What you should do:
Print every one of the records below, line for line and without any change.

Records supplied:
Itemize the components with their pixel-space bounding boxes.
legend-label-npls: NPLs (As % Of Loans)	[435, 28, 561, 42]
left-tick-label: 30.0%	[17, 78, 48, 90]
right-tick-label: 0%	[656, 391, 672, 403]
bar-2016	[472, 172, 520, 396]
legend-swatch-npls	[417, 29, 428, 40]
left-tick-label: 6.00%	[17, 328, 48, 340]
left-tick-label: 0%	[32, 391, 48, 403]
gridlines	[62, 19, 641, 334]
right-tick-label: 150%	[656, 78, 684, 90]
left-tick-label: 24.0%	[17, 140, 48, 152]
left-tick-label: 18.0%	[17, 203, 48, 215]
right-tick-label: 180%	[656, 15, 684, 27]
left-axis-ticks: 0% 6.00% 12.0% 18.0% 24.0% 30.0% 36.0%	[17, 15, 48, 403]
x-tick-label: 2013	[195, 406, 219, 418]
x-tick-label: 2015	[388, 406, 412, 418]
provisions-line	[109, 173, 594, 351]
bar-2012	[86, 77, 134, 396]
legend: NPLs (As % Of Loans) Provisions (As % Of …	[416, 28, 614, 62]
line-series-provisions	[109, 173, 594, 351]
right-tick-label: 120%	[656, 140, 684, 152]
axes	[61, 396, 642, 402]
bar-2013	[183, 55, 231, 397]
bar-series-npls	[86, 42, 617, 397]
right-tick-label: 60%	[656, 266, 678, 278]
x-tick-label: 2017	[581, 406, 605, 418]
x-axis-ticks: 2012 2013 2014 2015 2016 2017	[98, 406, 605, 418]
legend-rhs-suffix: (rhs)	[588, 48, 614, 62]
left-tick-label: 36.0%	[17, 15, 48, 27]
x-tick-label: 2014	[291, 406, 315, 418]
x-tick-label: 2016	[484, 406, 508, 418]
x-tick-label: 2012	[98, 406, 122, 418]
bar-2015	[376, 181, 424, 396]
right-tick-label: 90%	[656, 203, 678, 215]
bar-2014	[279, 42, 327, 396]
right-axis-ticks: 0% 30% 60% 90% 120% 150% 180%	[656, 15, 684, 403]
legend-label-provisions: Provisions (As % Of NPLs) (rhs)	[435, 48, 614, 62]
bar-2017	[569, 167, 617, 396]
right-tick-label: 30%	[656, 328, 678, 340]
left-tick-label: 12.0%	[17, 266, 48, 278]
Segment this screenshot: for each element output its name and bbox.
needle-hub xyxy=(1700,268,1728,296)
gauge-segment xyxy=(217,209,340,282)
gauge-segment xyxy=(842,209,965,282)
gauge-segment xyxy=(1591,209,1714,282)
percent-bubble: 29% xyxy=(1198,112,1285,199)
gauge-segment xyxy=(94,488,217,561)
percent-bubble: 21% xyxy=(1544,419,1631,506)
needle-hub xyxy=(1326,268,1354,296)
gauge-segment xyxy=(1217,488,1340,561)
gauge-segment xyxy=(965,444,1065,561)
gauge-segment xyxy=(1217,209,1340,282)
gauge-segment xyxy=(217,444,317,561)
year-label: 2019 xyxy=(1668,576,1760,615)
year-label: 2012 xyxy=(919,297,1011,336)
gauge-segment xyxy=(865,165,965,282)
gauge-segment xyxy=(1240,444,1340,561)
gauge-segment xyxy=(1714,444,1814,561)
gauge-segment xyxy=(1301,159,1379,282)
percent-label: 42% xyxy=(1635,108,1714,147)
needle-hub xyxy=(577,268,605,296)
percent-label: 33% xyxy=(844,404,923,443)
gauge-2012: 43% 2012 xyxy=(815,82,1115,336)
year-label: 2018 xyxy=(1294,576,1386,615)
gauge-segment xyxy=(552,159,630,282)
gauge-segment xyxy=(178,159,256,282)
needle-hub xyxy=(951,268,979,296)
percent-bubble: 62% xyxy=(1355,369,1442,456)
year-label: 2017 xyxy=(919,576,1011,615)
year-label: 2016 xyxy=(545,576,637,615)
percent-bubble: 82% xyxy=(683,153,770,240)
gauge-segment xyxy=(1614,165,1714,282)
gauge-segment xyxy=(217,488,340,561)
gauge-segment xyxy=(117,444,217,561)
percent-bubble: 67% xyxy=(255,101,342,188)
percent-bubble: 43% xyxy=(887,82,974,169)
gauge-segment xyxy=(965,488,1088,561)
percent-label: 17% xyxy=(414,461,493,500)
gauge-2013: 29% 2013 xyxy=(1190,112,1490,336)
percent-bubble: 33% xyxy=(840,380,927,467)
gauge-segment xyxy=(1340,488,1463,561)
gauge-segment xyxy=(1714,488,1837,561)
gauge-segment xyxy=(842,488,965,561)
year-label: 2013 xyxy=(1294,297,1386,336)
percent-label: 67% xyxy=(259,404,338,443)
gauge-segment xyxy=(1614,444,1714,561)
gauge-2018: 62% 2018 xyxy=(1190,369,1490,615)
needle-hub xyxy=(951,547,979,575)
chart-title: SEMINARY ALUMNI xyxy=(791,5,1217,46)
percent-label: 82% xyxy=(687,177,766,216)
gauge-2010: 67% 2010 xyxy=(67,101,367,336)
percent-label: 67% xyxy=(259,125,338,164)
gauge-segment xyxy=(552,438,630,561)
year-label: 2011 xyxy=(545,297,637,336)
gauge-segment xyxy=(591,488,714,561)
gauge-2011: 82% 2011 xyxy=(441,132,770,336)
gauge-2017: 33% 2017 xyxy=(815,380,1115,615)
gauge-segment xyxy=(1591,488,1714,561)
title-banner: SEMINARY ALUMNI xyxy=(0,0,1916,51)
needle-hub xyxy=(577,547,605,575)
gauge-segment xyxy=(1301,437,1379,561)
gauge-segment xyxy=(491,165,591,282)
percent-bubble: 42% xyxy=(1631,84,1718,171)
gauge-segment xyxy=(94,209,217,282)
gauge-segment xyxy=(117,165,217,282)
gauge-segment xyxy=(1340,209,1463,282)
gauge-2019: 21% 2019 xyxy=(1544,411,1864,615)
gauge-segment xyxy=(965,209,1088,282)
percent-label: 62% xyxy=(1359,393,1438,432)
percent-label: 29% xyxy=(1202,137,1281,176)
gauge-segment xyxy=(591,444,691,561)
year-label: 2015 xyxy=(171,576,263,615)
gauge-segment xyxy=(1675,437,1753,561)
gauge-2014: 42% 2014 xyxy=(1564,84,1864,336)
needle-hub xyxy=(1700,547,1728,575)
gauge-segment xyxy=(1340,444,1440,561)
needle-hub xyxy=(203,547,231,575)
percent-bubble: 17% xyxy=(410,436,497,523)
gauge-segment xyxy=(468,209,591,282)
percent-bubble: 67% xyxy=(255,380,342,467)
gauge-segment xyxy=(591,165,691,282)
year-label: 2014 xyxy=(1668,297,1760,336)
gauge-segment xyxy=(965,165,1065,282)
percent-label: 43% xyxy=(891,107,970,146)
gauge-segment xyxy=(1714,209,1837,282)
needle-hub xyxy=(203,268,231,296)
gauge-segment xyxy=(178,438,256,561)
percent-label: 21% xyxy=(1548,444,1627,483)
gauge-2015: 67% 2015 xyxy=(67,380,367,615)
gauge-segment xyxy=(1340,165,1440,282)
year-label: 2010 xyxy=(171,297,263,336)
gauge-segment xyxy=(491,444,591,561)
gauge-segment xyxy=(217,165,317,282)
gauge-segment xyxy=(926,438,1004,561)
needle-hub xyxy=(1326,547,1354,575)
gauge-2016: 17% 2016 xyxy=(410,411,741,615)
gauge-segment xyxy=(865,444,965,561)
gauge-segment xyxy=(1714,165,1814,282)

Final result:
Itemize the components with their pixel-space bounding boxes.
legend-label-npls: NPLs (As % Of Loans)	[435, 28, 561, 42]
left-tick-label: 30.0%	[17, 78, 48, 90]
right-tick-label: 0%	[656, 391, 672, 403]
bar-2016	[472, 172, 520, 396]
legend-swatch-npls	[417, 29, 428, 40]
left-tick-label: 6.00%	[17, 328, 48, 340]
left-tick-label: 0%	[32, 391, 48, 403]
gridlines	[62, 19, 641, 334]
right-tick-label: 150%	[656, 78, 684, 90]
left-tick-label: 24.0%	[17, 140, 48, 152]
left-tick-label: 18.0%	[17, 203, 48, 215]
right-tick-label: 180%	[656, 15, 684, 27]
left-axis-ticks: 0% 6.00% 12.0% 18.0% 24.0% 30.0% 36.0%	[17, 15, 48, 403]
x-tick-label: 2013	[195, 406, 219, 418]
x-tick-label: 2015	[388, 406, 412, 418]
provisions-line	[109, 173, 594, 351]
bar-2012	[86, 77, 134, 396]
legend: NPLs (As % Of Loans) Provisions (As % Of …	[416, 28, 614, 62]
line-series-provisions	[109, 173, 594, 351]
right-tick-label: 120%	[656, 140, 684, 152]
axes	[61, 396, 642, 402]
bar-2013	[183, 55, 231, 397]
bar-series-npls	[86, 42, 617, 397]
right-tick-label: 60%	[656, 266, 678, 278]
x-tick-label: 2017	[581, 406, 605, 418]
x-axis-ticks: 2012 2013 2014 2015 2016 2017	[98, 406, 605, 418]
legend-rhs-suffix: (rhs)	[588, 48, 614, 62]
left-tick-label: 36.0%	[17, 15, 48, 27]
x-tick-label: 2014	[291, 406, 315, 418]
x-tick-label: 2016	[484, 406, 508, 418]
x-tick-label: 2012	[98, 406, 122, 418]
bar-2015	[376, 181, 424, 396]
right-tick-label: 90%	[656, 203, 678, 215]
bar-2014	[279, 42, 327, 396]
right-axis-ticks: 0% 30% 60% 90% 120% 150% 180%	[656, 15, 684, 403]
legend-label-provisions: Provisions (As % Of NPLs) (rhs)	[435, 48, 614, 62]
bar-2017	[569, 167, 617, 396]
right-tick-label: 30%	[656, 328, 678, 340]
left-tick-label: 12.0%	[17, 266, 48, 278]
Segment this screenshot: for each element output its name and bbox.
needle-hub xyxy=(1700,268,1728,296)
gauge-segment xyxy=(217,209,340,282)
gauge-segment xyxy=(842,209,965,282)
gauge-segment xyxy=(1591,209,1714,282)
percent-bubble: 29% xyxy=(1198,112,1285,199)
gauge-segment xyxy=(94,488,217,561)
percent-bubble: 21% xyxy=(1544,419,1631,506)
needle-hub xyxy=(1326,268,1354,296)
gauge-segment xyxy=(1217,488,1340,561)
gauge-segment xyxy=(965,444,1065,561)
gauge-segment xyxy=(1217,209,1340,282)
gauge-segment xyxy=(217,444,317,561)
year-label: 2019 xyxy=(1668,576,1760,615)
year-label: 2012 xyxy=(919,297,1011,336)
gauge-segment xyxy=(865,165,965,282)
gauge-segment xyxy=(1240,444,1340,561)
gauge-segment xyxy=(1714,444,1814,561)
gauge-segment xyxy=(1301,159,1379,282)
percent-label: 42% xyxy=(1635,108,1714,147)
needle-hub xyxy=(577,268,605,296)
percent-label: 33% xyxy=(844,404,923,443)
gauge-2012: 43% 2012 xyxy=(815,82,1115,336)
year-label: 2018 xyxy=(1294,576,1386,615)
gauge-segment xyxy=(552,159,630,282)
gauge-segment xyxy=(178,159,256,282)
needle-hub xyxy=(951,268,979,296)
percent-bubble: 62% xyxy=(1355,369,1442,456)
year-label: 2017 xyxy=(919,576,1011,615)
year-label: 2016 xyxy=(545,576,637,615)
percent-bubble: 82% xyxy=(683,153,770,240)
gauge-segment xyxy=(1614,165,1714,282)
gauge-segment xyxy=(217,488,340,561)
gauge-segment xyxy=(117,444,217,561)
percent-bubble: 67% xyxy=(255,101,342,188)
percent-bubble: 43% xyxy=(887,82,974,169)
gauge-segment xyxy=(965,488,1088,561)
percent-label: 17% xyxy=(414,461,493,500)
gauge-2013: 29% 2013 xyxy=(1190,112,1490,336)
percent-bubble: 33% xyxy=(840,380,927,467)
gauge-segment xyxy=(1340,488,1463,561)
gauge-segment xyxy=(1714,488,1837,561)
gauge-segment xyxy=(842,488,965,561)
year-label: 2013 xyxy=(1294,297,1386,336)
percent-label: 67% xyxy=(259,404,338,443)
gauge-segment xyxy=(1614,444,1714,561)
gauge-2018: 62% 2018 xyxy=(1190,369,1490,615)
needle-hub xyxy=(951,547,979,575)
chart-title: SEMINARY ALUMNI xyxy=(791,5,1217,46)
percent-label: 82% xyxy=(687,177,766,216)
gauge-2010: 67% 2010 xyxy=(67,101,367,336)
percent-label: 67% xyxy=(259,125,338,164)
gauge-segment xyxy=(552,438,630,561)
year-label: 2011 xyxy=(545,297,637,336)
gauge-segment xyxy=(591,488,714,561)
gauge-2011: 82% 2011 xyxy=(441,132,770,336)
gauge-2017: 33% 2017 xyxy=(815,380,1115,615)
gauge-segment xyxy=(1591,488,1714,561)
title-banner: SEMINARY ALUMNI xyxy=(0,0,1916,51)
needle-hub xyxy=(577,547,605,575)
gauge-segment xyxy=(1301,437,1379,561)
gauge-segment xyxy=(491,165,591,282)
percent-bubble: 42% xyxy=(1631,84,1718,171)
gauge-segment xyxy=(94,209,217,282)
gauge-segment xyxy=(117,165,217,282)
gauge-segment xyxy=(1340,209,1463,282)
gauge-2019: 21% 2019 xyxy=(1544,411,1864,615)
gauge-segment xyxy=(965,209,1088,282)
percent-label: 62% xyxy=(1359,393,1438,432)
percent-label: 29% xyxy=(1202,137,1281,176)
gauge-segment xyxy=(591,444,691,561)
year-label: 2015 xyxy=(171,576,263,615)
gauge-segment xyxy=(1675,437,1753,561)
gauge-2014: 42% 2014 xyxy=(1564,84,1864,336)
needle-hub xyxy=(1700,547,1728,575)
gauge-segment xyxy=(1340,444,1440,561)
needle-hub xyxy=(203,547,231,575)
percent-bubble: 17% xyxy=(410,436,497,523)
gauge-segment xyxy=(468,209,591,282)
percent-bubble: 67% xyxy=(255,380,342,467)
gauge-segment xyxy=(591,165,691,282)
year-label: 2014 xyxy=(1668,297,1760,336)
gauge-segment xyxy=(965,165,1065,282)
percent-label: 43% xyxy=(891,107,970,146)
gauge-segment xyxy=(1714,209,1837,282)
needle-hub xyxy=(203,268,231,296)
gauge-segment xyxy=(178,438,256,561)
percent-label: 21% xyxy=(1548,444,1627,483)
gauge-2015: 67% 2015 xyxy=(67,380,367,615)
gauge-segment xyxy=(1340,165,1440,282)
year-label: 2010 xyxy=(171,297,263,336)
gauge-segment xyxy=(491,444,591,561)
gauge-segment xyxy=(217,165,317,282)
gauge-segment xyxy=(926,438,1004,561)
needle-hub xyxy=(1326,547,1354,575)
gauge-2016: 17% 2016 xyxy=(410,411,741,615)
gauge-segment xyxy=(865,444,965,561)
gauge-segment xyxy=(1714,165,1814,282)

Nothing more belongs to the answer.